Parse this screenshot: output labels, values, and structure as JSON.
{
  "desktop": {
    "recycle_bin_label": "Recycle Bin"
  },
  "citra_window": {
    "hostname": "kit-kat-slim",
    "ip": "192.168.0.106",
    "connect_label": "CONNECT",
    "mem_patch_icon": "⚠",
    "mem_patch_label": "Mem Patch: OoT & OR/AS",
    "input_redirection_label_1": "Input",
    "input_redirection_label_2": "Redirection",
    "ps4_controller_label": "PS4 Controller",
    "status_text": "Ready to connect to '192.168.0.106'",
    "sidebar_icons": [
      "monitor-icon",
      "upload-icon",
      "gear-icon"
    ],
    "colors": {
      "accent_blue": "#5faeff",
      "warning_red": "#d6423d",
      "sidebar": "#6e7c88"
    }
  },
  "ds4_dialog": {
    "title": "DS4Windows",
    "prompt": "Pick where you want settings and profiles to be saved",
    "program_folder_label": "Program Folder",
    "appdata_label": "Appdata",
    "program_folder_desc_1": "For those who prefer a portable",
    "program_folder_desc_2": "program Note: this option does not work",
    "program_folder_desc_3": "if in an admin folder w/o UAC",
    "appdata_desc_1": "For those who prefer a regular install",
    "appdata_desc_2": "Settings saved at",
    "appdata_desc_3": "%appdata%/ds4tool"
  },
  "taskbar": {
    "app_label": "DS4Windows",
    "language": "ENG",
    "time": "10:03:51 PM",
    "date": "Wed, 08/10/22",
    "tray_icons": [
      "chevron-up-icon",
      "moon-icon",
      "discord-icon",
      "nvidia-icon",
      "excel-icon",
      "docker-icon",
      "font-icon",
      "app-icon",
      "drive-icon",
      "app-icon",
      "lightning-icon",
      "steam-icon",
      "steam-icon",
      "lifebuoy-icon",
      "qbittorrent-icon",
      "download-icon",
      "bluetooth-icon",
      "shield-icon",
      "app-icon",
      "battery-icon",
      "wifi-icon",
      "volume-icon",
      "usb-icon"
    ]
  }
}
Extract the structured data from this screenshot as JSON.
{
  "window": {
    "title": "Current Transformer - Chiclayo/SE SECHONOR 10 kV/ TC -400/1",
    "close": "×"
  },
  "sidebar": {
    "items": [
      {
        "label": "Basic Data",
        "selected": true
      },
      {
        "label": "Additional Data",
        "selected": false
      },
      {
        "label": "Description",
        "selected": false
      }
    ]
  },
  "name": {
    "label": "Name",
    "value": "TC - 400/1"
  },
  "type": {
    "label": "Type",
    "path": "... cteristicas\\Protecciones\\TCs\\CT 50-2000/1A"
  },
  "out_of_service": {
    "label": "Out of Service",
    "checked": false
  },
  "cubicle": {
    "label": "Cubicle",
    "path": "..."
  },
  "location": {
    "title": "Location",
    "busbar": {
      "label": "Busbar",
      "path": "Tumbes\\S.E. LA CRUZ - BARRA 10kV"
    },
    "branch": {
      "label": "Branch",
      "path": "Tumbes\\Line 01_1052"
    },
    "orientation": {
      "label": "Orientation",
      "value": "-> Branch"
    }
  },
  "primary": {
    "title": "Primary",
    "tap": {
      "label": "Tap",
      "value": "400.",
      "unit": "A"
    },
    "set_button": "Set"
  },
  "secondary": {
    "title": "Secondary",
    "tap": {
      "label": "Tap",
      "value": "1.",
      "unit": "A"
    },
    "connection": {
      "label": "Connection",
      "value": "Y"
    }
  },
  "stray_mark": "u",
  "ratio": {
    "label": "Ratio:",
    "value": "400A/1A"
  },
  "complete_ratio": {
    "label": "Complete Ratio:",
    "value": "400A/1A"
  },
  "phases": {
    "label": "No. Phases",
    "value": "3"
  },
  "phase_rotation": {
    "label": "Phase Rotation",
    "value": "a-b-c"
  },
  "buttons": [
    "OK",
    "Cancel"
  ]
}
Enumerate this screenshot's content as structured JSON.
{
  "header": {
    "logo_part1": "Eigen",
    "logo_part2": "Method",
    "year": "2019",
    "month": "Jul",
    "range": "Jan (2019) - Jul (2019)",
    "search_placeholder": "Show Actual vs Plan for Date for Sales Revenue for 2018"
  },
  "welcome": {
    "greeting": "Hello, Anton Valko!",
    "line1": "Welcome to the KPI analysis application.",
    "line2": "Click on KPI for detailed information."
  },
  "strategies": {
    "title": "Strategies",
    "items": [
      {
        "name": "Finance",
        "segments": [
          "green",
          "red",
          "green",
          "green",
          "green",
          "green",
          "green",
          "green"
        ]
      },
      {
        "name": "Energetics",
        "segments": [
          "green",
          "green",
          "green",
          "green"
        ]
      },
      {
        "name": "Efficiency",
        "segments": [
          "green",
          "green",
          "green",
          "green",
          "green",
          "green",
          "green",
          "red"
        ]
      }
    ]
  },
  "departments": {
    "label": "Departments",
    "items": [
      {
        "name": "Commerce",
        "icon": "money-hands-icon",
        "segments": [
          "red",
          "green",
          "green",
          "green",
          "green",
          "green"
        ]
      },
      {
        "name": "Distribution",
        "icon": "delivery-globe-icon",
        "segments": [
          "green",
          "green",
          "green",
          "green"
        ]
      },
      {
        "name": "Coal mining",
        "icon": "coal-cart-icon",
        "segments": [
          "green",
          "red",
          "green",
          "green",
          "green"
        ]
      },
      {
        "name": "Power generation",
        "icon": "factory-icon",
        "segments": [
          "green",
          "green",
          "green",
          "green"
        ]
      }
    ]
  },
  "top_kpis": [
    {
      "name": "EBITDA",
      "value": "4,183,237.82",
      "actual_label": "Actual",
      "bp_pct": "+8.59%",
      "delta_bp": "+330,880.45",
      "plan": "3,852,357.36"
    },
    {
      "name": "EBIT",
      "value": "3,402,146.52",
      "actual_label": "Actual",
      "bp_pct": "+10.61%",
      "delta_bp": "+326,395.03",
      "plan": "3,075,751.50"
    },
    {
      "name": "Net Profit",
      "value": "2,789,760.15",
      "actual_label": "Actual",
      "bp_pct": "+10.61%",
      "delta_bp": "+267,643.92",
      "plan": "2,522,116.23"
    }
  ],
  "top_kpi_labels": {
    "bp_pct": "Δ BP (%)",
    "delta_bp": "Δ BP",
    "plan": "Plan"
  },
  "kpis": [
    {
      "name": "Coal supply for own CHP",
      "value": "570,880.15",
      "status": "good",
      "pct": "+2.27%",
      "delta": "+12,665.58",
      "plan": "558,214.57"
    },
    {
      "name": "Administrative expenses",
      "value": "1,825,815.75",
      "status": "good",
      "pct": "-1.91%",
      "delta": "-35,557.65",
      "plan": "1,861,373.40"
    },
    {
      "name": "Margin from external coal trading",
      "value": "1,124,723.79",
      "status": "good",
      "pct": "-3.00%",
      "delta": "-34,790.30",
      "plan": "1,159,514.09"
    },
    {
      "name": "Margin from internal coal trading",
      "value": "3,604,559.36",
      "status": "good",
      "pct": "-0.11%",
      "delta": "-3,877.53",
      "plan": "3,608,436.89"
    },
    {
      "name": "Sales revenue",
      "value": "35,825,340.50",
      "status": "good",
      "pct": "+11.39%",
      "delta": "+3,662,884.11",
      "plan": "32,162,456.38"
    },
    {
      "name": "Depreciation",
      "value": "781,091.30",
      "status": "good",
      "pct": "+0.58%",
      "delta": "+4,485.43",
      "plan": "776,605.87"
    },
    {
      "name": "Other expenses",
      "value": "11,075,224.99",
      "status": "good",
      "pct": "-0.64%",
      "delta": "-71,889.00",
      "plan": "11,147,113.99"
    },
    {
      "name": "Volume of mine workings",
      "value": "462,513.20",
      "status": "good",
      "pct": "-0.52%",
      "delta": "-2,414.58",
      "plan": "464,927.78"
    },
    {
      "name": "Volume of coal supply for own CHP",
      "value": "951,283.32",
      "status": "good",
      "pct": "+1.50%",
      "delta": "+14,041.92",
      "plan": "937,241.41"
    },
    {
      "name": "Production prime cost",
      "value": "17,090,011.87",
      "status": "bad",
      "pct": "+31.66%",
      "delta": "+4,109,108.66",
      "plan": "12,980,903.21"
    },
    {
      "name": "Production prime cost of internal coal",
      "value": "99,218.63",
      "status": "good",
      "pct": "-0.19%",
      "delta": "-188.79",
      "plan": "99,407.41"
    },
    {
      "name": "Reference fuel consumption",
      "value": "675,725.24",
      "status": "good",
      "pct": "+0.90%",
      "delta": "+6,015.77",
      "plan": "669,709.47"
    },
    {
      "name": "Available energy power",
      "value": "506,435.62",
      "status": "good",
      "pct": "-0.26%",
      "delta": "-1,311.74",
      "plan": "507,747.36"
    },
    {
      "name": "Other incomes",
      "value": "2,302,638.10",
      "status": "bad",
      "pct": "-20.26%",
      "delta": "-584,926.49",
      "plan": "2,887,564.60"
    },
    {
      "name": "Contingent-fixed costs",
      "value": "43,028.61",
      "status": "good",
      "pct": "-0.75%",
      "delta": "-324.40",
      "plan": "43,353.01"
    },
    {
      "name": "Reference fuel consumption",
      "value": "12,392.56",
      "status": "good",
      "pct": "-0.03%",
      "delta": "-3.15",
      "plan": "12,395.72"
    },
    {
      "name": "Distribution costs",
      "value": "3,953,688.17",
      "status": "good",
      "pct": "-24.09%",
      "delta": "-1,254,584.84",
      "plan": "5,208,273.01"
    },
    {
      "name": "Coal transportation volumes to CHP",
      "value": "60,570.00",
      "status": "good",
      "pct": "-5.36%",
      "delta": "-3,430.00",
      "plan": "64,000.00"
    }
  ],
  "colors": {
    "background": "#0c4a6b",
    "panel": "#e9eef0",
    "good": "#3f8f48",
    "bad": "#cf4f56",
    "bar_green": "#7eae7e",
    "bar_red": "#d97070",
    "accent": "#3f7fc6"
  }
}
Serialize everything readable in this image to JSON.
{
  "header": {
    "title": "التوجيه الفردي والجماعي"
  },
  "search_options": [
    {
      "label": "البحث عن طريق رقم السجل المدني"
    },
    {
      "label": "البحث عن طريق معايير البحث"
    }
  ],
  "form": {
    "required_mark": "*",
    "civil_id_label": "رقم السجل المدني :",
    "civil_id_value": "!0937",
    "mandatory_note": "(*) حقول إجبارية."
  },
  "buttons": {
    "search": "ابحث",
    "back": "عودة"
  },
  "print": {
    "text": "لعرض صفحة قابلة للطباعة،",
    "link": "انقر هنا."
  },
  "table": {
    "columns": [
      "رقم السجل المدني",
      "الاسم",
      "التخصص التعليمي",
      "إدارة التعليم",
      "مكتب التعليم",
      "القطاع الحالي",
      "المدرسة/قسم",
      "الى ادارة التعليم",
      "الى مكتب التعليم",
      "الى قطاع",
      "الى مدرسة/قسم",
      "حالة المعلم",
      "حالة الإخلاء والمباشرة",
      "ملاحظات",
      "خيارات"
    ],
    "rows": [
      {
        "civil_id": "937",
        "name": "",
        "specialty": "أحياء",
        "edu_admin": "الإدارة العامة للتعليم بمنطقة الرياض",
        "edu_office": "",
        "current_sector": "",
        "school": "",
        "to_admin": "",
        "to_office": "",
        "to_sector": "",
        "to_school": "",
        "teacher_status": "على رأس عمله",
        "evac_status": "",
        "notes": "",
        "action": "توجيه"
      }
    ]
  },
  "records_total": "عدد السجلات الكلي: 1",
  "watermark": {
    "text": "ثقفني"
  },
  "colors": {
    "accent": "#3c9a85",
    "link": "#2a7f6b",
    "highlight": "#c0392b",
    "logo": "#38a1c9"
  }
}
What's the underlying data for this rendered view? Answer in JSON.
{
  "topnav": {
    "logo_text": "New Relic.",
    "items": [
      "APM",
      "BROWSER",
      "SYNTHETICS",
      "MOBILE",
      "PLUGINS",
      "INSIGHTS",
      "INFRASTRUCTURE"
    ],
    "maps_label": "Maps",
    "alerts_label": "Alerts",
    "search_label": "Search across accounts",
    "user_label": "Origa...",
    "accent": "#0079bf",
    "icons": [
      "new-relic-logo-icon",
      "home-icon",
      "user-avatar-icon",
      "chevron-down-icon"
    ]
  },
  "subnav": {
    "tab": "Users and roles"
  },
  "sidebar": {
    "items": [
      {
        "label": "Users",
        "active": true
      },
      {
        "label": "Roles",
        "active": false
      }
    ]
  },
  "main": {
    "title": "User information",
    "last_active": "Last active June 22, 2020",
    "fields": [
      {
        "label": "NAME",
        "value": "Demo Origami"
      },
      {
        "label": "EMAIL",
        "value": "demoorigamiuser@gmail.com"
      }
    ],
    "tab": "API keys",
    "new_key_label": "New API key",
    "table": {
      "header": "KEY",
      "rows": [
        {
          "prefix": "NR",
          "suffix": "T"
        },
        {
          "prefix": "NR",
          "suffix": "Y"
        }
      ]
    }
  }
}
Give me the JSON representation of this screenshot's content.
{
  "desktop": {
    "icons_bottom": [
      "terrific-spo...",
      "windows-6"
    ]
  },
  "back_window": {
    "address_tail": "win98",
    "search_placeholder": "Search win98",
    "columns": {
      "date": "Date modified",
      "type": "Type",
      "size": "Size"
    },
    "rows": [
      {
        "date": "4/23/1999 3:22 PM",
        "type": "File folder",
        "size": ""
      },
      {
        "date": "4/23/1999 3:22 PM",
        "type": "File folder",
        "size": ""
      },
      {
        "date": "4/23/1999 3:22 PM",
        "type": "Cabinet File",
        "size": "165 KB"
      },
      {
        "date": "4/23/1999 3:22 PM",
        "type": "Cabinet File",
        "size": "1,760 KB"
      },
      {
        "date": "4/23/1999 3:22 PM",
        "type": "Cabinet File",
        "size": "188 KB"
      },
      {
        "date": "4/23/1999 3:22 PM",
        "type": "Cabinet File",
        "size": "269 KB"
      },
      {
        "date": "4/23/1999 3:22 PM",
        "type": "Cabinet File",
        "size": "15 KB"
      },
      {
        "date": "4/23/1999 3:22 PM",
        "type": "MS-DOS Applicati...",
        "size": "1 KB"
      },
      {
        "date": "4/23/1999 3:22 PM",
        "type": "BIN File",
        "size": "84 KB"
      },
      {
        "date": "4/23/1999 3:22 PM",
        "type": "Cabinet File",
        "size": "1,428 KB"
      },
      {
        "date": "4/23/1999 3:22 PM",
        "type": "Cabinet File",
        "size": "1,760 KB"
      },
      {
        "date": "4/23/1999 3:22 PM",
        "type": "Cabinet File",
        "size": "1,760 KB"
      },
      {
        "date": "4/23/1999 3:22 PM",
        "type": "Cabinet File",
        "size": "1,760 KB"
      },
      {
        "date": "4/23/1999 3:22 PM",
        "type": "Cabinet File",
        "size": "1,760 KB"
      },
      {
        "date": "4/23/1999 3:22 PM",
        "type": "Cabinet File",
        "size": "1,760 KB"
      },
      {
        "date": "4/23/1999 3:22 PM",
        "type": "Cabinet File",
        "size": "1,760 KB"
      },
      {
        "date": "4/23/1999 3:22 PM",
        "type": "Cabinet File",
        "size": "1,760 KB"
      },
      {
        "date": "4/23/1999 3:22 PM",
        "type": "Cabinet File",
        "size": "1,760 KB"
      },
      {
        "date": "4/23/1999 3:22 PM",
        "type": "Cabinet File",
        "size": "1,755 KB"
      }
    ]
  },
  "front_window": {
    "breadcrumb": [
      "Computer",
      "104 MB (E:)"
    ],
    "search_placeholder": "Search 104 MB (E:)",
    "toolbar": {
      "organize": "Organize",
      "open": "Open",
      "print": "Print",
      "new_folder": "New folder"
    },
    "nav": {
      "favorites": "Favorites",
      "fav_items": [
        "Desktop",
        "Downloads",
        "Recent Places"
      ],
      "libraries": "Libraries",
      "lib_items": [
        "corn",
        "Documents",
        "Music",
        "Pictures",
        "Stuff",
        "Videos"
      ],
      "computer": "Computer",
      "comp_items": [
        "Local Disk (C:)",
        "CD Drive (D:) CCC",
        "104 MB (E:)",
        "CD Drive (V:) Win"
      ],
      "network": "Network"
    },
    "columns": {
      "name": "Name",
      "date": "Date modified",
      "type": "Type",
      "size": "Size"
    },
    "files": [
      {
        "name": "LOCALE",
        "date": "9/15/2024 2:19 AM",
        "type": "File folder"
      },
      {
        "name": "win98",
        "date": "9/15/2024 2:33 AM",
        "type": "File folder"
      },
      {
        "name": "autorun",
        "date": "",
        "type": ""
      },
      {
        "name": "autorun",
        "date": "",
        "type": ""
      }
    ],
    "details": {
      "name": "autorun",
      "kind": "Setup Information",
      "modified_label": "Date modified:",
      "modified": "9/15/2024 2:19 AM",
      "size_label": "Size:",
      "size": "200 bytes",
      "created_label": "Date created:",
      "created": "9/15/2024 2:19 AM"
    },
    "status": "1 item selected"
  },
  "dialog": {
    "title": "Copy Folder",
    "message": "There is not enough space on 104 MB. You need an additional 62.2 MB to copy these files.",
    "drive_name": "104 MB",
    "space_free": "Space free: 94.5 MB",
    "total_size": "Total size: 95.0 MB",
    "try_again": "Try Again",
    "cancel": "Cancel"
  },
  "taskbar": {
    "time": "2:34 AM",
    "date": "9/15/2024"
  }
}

- Task requirements
Determine how many of the lines above hold the word "حالة", and output that number by itself.

- Answer to this exercise
2